BEGIN Data

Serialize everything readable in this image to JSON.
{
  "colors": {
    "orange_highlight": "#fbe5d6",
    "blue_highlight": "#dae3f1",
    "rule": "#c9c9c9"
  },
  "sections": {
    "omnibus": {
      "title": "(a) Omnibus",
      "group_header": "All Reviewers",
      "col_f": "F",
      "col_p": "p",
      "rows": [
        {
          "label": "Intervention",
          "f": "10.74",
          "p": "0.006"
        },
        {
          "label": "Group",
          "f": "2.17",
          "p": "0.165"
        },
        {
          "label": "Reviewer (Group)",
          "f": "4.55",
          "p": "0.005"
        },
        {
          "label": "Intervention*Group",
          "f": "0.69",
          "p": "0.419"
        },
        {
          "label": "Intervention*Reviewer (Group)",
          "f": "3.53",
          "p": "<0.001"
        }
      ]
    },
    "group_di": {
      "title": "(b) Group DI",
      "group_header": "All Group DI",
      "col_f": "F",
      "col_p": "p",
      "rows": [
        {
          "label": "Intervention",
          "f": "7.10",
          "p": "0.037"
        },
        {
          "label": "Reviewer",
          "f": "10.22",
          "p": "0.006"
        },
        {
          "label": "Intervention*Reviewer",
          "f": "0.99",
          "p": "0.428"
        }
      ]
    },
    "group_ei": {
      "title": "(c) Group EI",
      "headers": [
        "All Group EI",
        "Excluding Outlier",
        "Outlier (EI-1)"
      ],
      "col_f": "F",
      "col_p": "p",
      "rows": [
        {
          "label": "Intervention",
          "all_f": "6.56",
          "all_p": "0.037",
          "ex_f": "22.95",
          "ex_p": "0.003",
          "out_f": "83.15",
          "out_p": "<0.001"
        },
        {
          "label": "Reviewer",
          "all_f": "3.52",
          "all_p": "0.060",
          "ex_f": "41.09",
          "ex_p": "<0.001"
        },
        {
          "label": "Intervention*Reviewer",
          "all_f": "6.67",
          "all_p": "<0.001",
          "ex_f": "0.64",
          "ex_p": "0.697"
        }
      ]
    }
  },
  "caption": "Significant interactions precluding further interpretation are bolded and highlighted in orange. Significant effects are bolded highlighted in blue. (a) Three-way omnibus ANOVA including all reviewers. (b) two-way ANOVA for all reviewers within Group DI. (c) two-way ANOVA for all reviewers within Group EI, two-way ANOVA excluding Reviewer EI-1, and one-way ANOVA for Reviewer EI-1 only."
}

END Data
BEGIN Data

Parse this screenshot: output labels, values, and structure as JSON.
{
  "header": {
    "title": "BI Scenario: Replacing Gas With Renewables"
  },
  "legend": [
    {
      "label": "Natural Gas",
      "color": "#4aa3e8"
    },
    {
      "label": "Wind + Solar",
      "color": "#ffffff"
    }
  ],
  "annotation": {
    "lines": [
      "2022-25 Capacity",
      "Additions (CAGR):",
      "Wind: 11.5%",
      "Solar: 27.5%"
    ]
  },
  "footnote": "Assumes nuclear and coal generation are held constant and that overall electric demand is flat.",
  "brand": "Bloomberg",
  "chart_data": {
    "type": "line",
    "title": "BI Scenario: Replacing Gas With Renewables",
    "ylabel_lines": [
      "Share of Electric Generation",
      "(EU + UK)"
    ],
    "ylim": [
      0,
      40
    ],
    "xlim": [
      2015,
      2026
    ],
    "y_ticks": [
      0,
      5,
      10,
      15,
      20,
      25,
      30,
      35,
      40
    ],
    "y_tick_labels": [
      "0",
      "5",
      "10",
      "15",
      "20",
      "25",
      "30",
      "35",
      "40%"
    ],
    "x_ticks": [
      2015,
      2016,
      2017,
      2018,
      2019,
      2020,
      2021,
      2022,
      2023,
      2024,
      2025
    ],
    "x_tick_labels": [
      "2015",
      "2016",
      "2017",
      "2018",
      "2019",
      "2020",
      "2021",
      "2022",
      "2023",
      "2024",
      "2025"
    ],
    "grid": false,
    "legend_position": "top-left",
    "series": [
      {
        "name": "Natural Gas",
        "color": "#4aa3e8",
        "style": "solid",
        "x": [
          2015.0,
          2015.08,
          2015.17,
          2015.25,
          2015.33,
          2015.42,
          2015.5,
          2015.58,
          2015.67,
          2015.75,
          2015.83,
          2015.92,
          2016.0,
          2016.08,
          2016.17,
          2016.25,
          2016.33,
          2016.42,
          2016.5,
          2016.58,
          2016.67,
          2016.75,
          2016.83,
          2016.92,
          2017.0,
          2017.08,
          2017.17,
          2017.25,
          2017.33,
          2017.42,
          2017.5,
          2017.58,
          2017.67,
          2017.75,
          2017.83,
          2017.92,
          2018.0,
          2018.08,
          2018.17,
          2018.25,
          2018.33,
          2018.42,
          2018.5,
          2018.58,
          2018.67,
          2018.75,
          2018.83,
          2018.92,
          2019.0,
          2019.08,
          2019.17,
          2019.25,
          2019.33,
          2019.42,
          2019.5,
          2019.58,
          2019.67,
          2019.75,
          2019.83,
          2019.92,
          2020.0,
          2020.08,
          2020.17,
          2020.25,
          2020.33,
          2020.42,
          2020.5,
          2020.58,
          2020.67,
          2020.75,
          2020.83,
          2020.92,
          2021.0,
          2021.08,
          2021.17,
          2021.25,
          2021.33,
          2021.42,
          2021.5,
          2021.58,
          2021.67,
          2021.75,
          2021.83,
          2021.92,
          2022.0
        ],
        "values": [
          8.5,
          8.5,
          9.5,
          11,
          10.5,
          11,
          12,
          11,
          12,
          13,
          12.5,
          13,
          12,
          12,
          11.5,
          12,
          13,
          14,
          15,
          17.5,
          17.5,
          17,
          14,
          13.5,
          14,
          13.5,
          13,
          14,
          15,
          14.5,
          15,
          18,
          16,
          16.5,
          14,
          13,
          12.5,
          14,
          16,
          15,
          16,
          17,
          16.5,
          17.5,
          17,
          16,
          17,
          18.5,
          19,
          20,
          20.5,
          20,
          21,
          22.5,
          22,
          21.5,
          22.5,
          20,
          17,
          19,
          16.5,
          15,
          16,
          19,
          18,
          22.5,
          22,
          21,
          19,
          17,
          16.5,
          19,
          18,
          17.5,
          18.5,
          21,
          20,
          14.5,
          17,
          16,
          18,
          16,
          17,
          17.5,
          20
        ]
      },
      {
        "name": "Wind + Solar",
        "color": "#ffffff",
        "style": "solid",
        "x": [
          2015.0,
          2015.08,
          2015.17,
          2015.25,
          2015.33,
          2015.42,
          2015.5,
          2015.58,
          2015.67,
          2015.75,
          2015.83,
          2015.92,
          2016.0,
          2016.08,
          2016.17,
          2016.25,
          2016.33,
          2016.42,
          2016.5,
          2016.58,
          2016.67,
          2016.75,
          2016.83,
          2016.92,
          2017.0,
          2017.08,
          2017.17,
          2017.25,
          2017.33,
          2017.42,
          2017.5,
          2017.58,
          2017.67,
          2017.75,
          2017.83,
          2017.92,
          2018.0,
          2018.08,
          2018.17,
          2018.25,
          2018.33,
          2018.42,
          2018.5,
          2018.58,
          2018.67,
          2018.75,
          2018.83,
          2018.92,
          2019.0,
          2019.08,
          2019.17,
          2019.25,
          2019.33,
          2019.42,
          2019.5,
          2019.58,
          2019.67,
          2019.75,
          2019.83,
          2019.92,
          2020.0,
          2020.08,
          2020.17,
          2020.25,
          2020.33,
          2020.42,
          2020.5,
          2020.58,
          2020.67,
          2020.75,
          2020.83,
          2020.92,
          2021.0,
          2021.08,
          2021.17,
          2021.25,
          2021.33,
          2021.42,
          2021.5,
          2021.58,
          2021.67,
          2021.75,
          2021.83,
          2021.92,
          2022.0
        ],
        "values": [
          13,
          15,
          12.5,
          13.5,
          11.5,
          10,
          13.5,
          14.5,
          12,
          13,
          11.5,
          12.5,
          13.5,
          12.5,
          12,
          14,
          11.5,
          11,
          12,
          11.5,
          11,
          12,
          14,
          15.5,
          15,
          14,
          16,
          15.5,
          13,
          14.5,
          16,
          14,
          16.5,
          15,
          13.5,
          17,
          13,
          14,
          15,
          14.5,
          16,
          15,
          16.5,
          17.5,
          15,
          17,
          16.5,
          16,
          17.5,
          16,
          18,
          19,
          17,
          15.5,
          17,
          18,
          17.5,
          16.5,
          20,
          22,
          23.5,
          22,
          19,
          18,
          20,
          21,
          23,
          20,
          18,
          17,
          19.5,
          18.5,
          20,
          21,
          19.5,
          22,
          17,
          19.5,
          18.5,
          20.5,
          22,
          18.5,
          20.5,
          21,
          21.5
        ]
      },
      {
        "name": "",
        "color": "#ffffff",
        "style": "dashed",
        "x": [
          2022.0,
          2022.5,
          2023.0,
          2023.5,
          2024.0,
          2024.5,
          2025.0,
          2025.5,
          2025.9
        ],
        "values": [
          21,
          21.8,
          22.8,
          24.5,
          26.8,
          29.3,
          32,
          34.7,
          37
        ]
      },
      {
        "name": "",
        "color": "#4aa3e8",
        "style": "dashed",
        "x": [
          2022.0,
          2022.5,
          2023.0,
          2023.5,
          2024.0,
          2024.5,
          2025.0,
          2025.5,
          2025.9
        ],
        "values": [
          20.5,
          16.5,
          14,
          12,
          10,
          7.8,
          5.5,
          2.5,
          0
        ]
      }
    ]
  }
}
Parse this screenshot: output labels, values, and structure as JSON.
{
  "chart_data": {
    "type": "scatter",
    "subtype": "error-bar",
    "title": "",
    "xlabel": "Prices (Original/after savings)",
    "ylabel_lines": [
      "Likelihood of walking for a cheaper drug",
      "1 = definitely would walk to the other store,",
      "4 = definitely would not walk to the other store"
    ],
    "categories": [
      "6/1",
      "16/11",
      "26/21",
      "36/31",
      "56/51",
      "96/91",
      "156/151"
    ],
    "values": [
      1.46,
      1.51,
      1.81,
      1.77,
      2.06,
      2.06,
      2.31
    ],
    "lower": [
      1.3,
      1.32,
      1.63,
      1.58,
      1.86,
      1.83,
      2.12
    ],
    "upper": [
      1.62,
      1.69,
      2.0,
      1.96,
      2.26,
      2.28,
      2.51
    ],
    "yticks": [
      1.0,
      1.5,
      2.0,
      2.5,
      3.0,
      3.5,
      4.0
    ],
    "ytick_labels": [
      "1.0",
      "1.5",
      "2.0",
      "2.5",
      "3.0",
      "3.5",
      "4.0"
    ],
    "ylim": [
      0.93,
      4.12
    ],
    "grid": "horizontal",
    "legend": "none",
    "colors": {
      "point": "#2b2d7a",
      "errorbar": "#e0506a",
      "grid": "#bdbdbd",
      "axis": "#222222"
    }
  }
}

END Data

• _Task details_
Copy each line of the preceding data that contains the string "would".

• _Result_
      "1 = definitely would walk to the other store,",
      "4 = definitely would not walk to the other store"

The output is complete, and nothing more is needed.